> [What the task requires]:
Scan the records for the word "Jewish". Copy each line that includes it.

** Begin **

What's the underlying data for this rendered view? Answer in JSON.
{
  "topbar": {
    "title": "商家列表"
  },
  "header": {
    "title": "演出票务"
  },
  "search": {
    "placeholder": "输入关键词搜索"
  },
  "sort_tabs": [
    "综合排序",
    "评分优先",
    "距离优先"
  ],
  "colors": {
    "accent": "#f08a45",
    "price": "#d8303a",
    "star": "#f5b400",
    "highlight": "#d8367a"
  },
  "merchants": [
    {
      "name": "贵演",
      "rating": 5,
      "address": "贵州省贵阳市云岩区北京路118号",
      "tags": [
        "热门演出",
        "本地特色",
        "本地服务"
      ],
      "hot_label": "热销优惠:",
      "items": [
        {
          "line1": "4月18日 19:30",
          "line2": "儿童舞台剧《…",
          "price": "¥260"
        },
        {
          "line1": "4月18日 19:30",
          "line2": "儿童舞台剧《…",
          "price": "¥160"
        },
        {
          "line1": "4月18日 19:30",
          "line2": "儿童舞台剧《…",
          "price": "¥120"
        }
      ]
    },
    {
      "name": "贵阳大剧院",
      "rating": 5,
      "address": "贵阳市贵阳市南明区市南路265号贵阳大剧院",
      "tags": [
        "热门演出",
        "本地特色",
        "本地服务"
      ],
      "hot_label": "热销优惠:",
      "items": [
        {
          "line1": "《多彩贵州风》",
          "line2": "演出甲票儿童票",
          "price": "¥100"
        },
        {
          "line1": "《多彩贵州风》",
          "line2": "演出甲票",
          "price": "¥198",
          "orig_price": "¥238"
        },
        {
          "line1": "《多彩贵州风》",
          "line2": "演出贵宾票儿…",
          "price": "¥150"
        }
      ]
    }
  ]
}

** End **
** Begin **

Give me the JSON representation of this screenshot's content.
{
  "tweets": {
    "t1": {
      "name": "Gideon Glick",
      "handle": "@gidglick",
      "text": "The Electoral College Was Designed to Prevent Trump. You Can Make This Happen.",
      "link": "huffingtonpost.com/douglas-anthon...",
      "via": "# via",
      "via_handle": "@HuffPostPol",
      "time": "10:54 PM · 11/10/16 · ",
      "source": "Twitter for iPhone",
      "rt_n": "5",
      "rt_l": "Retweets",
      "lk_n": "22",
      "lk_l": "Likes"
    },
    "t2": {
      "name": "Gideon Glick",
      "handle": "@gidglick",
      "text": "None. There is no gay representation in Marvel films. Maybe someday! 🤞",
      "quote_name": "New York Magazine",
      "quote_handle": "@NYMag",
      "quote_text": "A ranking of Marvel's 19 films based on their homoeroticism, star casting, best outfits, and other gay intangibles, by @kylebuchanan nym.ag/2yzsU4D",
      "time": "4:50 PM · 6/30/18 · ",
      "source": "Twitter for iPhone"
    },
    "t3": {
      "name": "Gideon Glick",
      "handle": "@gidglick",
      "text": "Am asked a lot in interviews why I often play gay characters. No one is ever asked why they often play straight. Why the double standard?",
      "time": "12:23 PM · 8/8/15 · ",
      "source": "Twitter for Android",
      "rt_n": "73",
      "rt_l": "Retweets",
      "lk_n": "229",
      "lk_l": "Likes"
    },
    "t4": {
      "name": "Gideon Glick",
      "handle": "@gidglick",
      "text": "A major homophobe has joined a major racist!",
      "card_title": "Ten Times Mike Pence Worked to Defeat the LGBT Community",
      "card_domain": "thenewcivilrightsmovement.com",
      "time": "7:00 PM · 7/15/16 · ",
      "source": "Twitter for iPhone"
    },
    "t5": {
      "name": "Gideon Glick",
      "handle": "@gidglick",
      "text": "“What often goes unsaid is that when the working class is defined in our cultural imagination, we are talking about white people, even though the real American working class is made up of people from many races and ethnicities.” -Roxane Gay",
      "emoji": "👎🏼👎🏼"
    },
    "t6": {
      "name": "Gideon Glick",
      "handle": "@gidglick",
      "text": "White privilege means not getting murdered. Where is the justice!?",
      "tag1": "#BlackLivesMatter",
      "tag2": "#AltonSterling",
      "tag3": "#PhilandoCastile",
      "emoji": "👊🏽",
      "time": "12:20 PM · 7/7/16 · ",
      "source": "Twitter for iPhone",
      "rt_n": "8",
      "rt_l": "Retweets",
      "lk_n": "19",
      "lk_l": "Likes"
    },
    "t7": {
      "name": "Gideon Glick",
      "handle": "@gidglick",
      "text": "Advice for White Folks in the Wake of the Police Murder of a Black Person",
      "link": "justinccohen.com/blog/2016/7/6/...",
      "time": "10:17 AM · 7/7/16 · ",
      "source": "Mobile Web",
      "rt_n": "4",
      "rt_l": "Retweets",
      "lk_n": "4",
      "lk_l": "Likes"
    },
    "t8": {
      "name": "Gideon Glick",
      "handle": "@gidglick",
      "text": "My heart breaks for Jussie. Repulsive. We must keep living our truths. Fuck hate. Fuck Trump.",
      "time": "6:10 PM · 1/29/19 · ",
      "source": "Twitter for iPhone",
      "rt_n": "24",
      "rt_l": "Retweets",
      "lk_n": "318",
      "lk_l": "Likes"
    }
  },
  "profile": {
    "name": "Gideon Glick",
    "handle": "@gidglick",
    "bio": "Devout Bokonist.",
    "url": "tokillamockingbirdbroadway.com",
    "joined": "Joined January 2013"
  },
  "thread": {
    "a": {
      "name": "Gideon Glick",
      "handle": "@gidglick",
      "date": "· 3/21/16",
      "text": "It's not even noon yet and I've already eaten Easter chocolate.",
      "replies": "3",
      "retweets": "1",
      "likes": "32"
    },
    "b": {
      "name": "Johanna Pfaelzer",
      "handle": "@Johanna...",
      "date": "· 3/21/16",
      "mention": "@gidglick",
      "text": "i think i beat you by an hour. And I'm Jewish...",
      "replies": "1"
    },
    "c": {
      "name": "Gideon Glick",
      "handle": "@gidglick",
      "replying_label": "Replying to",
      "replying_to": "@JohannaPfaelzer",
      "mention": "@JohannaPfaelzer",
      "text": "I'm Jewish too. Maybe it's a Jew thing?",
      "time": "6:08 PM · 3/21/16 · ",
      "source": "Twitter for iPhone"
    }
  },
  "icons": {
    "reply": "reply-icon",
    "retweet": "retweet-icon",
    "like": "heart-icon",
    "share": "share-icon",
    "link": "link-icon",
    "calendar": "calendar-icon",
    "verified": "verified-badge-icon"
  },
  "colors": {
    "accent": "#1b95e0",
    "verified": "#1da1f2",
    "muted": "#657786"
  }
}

** End **
** Begin **

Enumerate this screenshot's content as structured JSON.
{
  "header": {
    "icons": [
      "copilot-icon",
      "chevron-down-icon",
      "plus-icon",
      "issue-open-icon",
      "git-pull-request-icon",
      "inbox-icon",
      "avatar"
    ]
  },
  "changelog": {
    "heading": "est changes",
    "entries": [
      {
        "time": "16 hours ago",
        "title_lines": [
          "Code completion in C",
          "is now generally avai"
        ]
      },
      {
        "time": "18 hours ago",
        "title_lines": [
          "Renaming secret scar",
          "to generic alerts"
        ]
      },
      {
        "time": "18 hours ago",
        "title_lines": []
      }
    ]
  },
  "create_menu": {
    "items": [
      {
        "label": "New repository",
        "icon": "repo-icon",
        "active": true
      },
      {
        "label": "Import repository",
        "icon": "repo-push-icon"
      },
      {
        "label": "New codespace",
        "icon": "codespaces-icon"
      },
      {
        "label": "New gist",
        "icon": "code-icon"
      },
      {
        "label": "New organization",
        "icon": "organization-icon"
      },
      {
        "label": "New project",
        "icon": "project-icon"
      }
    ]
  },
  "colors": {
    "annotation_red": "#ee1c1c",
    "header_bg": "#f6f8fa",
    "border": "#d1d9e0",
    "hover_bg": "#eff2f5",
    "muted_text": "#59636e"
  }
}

** End **

> [Response for this exercise]:
      "text": "i think i beat you by an hour. And I'm Jewish...",
      "text": "I'm Jewish too. Maybe it's a Jew thing?",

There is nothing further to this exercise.